**SHORT EXERCISE:** Quote the entries that follow exactly, leaving none out.

**RAW DATA:**
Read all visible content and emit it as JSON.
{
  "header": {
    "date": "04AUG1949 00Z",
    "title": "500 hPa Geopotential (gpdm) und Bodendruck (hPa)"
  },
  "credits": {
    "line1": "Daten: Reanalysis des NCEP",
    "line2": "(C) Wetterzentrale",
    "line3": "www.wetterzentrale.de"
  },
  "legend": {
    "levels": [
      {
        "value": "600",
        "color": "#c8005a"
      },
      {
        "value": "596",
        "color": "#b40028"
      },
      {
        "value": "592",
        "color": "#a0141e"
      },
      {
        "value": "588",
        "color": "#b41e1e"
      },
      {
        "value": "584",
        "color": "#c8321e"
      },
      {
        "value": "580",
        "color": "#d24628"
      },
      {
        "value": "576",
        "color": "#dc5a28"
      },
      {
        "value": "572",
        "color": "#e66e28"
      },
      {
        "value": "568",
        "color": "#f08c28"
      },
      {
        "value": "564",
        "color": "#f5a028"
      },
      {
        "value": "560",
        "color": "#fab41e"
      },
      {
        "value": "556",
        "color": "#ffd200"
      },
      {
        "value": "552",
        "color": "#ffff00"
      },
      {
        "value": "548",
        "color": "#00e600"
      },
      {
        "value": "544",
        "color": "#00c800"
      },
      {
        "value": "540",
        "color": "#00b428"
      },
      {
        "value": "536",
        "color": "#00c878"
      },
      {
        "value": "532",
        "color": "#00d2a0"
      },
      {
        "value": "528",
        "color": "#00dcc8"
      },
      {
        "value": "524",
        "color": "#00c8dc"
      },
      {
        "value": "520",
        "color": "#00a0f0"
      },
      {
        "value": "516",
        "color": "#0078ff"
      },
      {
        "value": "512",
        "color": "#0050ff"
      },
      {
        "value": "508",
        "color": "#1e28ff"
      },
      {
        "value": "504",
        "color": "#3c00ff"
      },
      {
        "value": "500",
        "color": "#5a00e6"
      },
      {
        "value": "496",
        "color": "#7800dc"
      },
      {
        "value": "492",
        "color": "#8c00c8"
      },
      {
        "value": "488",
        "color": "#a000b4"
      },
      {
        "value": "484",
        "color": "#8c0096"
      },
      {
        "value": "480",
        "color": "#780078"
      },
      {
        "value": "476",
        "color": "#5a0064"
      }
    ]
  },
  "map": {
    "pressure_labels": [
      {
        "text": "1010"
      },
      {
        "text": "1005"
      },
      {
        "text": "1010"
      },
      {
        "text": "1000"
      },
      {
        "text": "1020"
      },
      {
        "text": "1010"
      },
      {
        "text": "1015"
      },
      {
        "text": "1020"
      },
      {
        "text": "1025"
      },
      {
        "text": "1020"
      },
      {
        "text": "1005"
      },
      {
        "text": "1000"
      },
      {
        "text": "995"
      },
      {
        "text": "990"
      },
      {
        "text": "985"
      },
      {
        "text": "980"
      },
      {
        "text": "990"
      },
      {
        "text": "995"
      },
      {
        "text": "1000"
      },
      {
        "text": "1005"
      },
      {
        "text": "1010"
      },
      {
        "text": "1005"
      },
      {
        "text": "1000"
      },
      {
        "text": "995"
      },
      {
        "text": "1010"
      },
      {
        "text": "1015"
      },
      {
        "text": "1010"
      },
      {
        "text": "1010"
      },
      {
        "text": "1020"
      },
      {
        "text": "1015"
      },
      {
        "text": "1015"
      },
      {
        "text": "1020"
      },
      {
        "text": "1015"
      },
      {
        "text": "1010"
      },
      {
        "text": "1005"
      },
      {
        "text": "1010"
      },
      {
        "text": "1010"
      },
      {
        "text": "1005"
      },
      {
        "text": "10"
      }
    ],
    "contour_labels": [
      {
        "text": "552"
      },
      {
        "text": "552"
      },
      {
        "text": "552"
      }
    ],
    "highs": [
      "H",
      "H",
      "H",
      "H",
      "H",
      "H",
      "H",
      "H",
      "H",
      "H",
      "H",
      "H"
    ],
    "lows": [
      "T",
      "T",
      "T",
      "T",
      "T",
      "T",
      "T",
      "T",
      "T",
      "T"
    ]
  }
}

**CORRECT ANSWER:**
Read all visible content and emit it as JSON.
{
  "header": {
    "date": "04AUG1949 00Z",
    "title": "500 hPa Geopotential (gpdm) und Bodendruck (hPa)"
  },
  "credits": {
    "line1": "Daten: Reanalysis des NCEP",
    "line2": "(C) Wetterzentrale",
    "line3": "www.wetterzentrale.de"
  },
  "legend": {
    "levels": [
      {
        "value": "600",
        "color": "#c8005a"
      },
      {
        "value": "596",
        "color": "#b40028"
      },
      {
        "value": "592",
        "color": "#a0141e"
      },
      {
        "value": "588",
        "color": "#b41e1e"
      },
      {
        "value": "584",
        "color": "#c8321e"
      },
      {
        "value": "580",
        "color": "#d24628"
      },
      {
        "value": "576",
        "color": "#dc5a28"
      },
      {
        "value": "572",
        "color": "#e66e28"
      },
      {
        "value": "568",
        "color": "#f08c28"
      },
      {
        "value": "564",
        "color": "#f5a028"
      },
      {
        "value": "560",
        "color": "#fab41e"
      },
      {
        "value": "556",
        "color": "#ffd200"
      },
      {
        "value": "552",
        "color": "#ffff00"
      },
      {
        "value": "548",
        "color": "#00e600"
      },
      {
        "value": "544",
        "color": "#00c800"
      },
      {
        "value": "540",
        "color": "#00b428"
      },
      {
        "value": "536",
        "color": "#00c878"
      },
      {
        "value": "532",
        "color": "#00d2a0"
      },
      {
        "value": "528",
        "color": "#00dcc8"
      },
      {
        "value": "524",
        "color": "#00c8dc"
      },
      {
        "value": "520",
        "color": "#00a0f0"
      },
      {
        "value": "516",
        "color": "#0078ff"
      },
      {
        "value": "512",
        "color": "#0050ff"
      },
      {
        "value": "508",
        "color": "#1e28ff"
      },
      {
        "value": "504",
        "color": "#3c00ff"
      },
      {
        "value": "500",
        "color": "#5a00e6"
      },
      {
        "value": "496",
        "color": "#7800dc"
      },
      {
        "value": "492",
        "color": "#8c00c8"
      },
      {
        "value": "488",
        "color": "#a000b4"
      },
      {
        "value": "484",
        "color": "#8c0096"
      },
      {
        "value": "480",
        "color": "#780078"
      },
      {
        "value": "476",
        "color": "#5a0064"
      }
    ]
  },
  "map": {
    "pressure_labels": [
      {
        "text": "1010"
      },
      {
        "text": "1005"
      },
      {
        "text": "1010"
      },
      {
        "text": "1000"
      },
      {
        "text": "1020"
      },
      {
        "text": "1010"
      },
      {
        "text": "1015"
      },
      {
        "text": "1020"
      },
      {
        "text": "1025"
      },
      {
        "text": "1020"
      },
      {
        "text": "1005"
      },
      {
        "text": "1000"
      },
      {
        "text": "995"
      },
      {
        "text": "990"
      },
      {
        "text": "985"
      },
      {
        "text": "980"
      },
      {
        "text": "990"
      },
      {
        "text": "995"
      },
      {
        "text": "1000"
      },
      {
        "text": "1005"
      },
      {
        "text": "1010"
      },
      {
        "text": "1005"
      },
      {
        "text": "1000"
      },
      {
        "text": "995"
      },
      {
        "text": "1010"
      },
      {
        "text": "1015"
      },
      {
        "text": "1010"
      },
      {
        "text": "1010"
      },
      {
        "text": "1020"
      },
      {
        "text": "1015"
      },
      {
        "text": "1015"
      },
      {
        "text": "1020"
      },
      {
        "text": "1015"
      },
      {
        "text": "1010"
      },
      {
        "text": "1005"
      },
      {
        "text": "1010"
      },
      {
        "text": "1010"
      },
      {
        "text": "1005"
      },
      {
        "text": "10"
      }
    ],
    "contour_labels": [
      {
        "text": "552"
      },
      {
        "text": "552"
      },
      {
        "text": "552"
      }
    ],
    "highs": [
      "H",
      "H",
      "H",
      "H",
      "H",
      "H",
      "H",
      "H",
      "H",
      "H",
      "H",
      "H"
    ],
    "lows": [
      "T",
      "T",
      "T",
      "T",
      "T",
      "T",
      "T",
      "T",
      "T",
      "T"
    ]
  }
}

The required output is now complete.